— START OF Data lines —
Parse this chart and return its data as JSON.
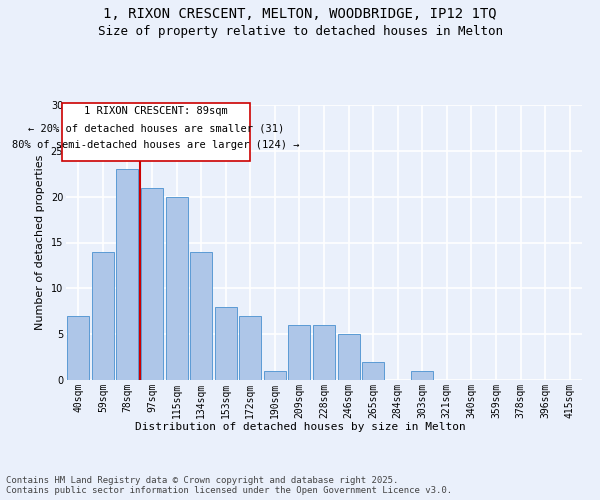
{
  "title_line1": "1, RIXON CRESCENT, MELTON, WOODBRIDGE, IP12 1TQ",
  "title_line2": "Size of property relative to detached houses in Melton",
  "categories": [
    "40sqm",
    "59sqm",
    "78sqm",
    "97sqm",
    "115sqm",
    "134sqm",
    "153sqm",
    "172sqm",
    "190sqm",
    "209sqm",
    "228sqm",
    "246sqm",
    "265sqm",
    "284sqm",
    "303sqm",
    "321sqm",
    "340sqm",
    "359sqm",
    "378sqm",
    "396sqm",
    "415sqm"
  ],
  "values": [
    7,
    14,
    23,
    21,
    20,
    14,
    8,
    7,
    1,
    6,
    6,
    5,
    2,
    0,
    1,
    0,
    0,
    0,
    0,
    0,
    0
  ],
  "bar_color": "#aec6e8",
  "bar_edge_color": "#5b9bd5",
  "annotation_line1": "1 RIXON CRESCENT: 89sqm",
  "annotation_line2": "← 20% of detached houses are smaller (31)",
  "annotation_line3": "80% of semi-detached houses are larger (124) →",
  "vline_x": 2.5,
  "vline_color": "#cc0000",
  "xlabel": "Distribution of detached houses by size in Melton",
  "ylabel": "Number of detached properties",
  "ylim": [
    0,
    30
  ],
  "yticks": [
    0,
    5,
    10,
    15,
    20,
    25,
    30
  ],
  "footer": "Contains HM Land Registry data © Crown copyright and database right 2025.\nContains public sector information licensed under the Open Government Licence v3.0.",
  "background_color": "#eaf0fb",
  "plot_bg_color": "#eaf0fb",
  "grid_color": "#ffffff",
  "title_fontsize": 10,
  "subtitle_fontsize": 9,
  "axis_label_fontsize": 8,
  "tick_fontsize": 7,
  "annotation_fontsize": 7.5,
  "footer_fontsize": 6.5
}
— END OF Data lines —
Without including the pictures, return each record above exactly as it stands.

Parse this chart and return its data as JSON.
{
  "title_line1": "1, RIXON CRESCENT, MELTON, WOODBRIDGE, IP12 1TQ",
  "title_line2": "Size of property relative to detached houses in Melton",
  "categories": [
    "40sqm",
    "59sqm",
    "78sqm",
    "97sqm",
    "115sqm",
    "134sqm",
    "153sqm",
    "172sqm",
    "190sqm",
    "209sqm",
    "228sqm",
    "246sqm",
    "265sqm",
    "284sqm",
    "303sqm",
    "321sqm",
    "340sqm",
    "359sqm",
    "378sqm",
    "396sqm",
    "415sqm"
  ],
  "values": [
    7,
    14,
    23,
    21,
    20,
    14,
    8,
    7,
    1,
    6,
    6,
    5,
    2,
    0,
    1,
    0,
    0,
    0,
    0,
    0,
    0
  ],
  "bar_color": "#aec6e8",
  "bar_edge_color": "#5b9bd5",
  "annotation_line1": "1 RIXON CRESCENT: 89sqm",
  "annotation_line2": "← 20% of detached houses are smaller (31)",
  "annotation_line3": "80% of semi-detached houses are larger (124) →",
  "vline_x": 2.5,
  "vline_color": "#cc0000",
  "xlabel": "Distribution of detached houses by size in Melton",
  "ylabel": "Number of detached properties",
  "ylim": [
    0,
    30
  ],
  "yticks": [
    0,
    5,
    10,
    15,
    20,
    25,
    30
  ],
  "footer": "Contains HM Land Registry data © Crown copyright and database right 2025.\nContains public sector information licensed under the Open Government Licence v3.0.",
  "background_color": "#eaf0fb",
  "plot_bg_color": "#eaf0fb",
  "grid_color": "#ffffff",
  "title_fontsize": 10,
  "subtitle_fontsize": 9,
  "axis_label_fontsize": 8,
  "tick_fontsize": 7,
  "annotation_fontsize": 7.5,
  "footer_fontsize": 6.5
}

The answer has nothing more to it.